Summer 2020 • Issue 69, page 18

Tax Talk: Partnership Audit Rules Bring Changes for Receivers and Partners

By Coombs, Chad*


Regarding income tax, partnerships used to be relatively simple for receivers. The receivers would get the partnership’s assets and typically pay its claims, and the partners would get the flow-through of the partnership’s tax income (or loss). On occasion, partners have complained that this result is unfair – the funds go to the claimants while the partners get the taxable income – but as one court noted, the partners who chose this form of entity for the flow-through tax benefits also must live with its burdens.1

A principal issue for receivers is when partners want a say in how the partnership income tax returns are prepared. The IRS expects the receiver for either a partnership or all or substantially all of the partnership’s assets to prepare and file the partnership’s returns.2 Though partners might want to take part in this process to make sure their tax liability is as low as possible and could have useful and helpful information, a receiver should maintain control over the tax returns the receiver signs and files.

What’s Changing

New federal partnership tax audit rules enacted in November 2015 and generally effective for tax years beginning on or after Jan. 1, 2018,3 have changed significantly the way partnerships are audited and how they make adjustments, and receivers need to maintain control now more than ever. While income or loss reported on a partnership return still flows through to the partners, the new rules provide that the partnership itself – and not the partners – may be directly liable for income taxes assessed pursuant to an IRS audit. The new rules aim to simplify the audit procedure, but they also effectively might shift the liability for any tax due from the audit-year partners to the current-year partnership and, in the case of a receivership, the receivership estate. If the partnership is liable to pay tax due after an audit, not only must the receiver pay the tax out of partnership assets, but the receiver could be personally liable for failing to pay the assessed tax pursuant to the federal claim priority statute.4

This change has a profound impact on how receivers should approach the receivership’s partnership filing obligations. For tax years beginning on or after Jan. 1, 2018, a receiver no longer can file partnership returns and assume that in the event of an IRS audit, the partners and not the receivership will be responsible for any tax due. In other words, unless a certain election is made, a partnership in audit is liable for tax due like a taxable C corporation. However, once the partnership ceases to exist, any tax liability on audit shifts to the partners.

++++++++++++++++++++

■ TASKS TO PERFORM
- a) Reproduce the passage of the partnership tax article between "A principal issue" and "signs and files.", inclusive.
- b) Transcribe the dataset rows exactly, from the first row through the line holding "candidate-number: 4 (80, 186, 92, 209)", inclusive.
The tax article above and the rows that come after it are unrelated pieces of material.

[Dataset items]
++++++++++++++++++++

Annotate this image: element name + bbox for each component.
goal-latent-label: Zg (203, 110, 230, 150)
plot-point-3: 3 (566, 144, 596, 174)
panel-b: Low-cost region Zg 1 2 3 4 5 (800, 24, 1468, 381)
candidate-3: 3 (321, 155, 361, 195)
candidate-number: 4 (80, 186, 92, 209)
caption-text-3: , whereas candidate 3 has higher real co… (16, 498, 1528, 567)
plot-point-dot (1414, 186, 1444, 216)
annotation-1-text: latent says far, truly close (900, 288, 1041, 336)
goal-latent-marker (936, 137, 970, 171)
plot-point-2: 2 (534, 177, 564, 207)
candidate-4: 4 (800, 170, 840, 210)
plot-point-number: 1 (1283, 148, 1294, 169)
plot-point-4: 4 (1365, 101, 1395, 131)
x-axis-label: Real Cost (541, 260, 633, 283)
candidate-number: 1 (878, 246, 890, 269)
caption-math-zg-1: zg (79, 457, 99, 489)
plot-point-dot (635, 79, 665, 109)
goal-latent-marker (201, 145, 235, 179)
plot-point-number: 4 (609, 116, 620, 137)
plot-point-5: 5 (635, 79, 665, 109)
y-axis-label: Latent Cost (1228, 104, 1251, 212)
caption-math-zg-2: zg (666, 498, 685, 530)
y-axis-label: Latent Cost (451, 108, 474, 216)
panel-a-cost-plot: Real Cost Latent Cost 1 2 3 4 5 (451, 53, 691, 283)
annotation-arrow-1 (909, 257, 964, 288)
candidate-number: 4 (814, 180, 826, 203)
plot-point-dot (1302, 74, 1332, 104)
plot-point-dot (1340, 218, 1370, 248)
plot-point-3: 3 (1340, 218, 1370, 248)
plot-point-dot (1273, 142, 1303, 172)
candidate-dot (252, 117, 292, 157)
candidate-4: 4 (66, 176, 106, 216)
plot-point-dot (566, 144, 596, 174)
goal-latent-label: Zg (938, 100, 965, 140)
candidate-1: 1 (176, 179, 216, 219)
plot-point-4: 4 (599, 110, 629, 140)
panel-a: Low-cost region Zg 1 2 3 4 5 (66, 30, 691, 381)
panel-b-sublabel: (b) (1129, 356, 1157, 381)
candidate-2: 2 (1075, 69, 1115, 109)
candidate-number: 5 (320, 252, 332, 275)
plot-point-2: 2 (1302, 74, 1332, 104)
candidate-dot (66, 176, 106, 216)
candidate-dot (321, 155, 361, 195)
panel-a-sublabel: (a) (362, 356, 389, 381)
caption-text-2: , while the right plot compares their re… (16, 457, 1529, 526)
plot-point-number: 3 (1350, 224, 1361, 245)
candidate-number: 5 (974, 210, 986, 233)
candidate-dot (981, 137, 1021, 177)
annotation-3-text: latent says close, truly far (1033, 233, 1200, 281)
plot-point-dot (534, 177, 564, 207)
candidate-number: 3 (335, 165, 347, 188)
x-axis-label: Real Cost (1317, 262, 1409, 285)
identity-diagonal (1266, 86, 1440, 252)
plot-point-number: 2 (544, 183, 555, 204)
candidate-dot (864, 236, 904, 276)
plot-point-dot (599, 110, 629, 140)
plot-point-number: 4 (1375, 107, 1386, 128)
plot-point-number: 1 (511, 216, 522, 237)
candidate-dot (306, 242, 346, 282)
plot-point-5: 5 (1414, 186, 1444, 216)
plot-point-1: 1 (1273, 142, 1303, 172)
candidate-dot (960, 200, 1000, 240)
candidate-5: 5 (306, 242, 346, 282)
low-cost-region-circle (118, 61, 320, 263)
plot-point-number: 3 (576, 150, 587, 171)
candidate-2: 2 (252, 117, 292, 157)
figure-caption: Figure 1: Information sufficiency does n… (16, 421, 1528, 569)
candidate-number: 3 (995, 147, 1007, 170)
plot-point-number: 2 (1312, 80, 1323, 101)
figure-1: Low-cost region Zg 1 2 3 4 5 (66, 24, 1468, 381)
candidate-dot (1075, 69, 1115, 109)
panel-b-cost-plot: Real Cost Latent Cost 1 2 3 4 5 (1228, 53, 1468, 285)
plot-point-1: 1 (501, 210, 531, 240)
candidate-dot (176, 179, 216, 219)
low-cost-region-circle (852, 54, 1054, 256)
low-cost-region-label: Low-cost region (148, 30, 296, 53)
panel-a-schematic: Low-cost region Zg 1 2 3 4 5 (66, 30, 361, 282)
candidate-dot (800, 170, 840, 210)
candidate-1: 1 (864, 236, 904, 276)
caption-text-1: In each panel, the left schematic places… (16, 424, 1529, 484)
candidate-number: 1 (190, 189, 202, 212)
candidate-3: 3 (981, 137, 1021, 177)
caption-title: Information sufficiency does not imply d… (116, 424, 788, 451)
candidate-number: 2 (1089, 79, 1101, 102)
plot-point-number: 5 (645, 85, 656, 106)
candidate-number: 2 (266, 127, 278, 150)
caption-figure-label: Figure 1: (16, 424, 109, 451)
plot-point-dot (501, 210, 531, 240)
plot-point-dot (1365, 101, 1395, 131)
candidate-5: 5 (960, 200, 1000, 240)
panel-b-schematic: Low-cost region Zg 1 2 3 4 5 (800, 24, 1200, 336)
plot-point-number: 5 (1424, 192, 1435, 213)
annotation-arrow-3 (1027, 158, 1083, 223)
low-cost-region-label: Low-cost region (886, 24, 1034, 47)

++++++++++++++++++++

■ RESPONSE LIST
- a)
A principal issue for receivers is when partners want a say in how the partnership income tax returns are prepared. The IRS expects the receiver for either a partnership or all or substantially all of the partnership’s assets to prepare and file the partnership’s returns.2 Though partners might want to take part in this process to make sure their tax liability is as low as possible and could have useful and helpful information, a receiver should maintain control over the tax returns the receiver signs and files.

- b)
Annotate this image: element name + bbox for each component.
goal-latent-label: Zg (203, 110, 230, 150)
plot-point-3: 3 (566, 144, 596, 174)
panel-b: Low-cost region Zg 1 2 3 4 5 (800, 24, 1468, 381)
candidate-3: 3 (321, 155, 361, 195)
candidate-number: 4 (80, 186, 92, 209)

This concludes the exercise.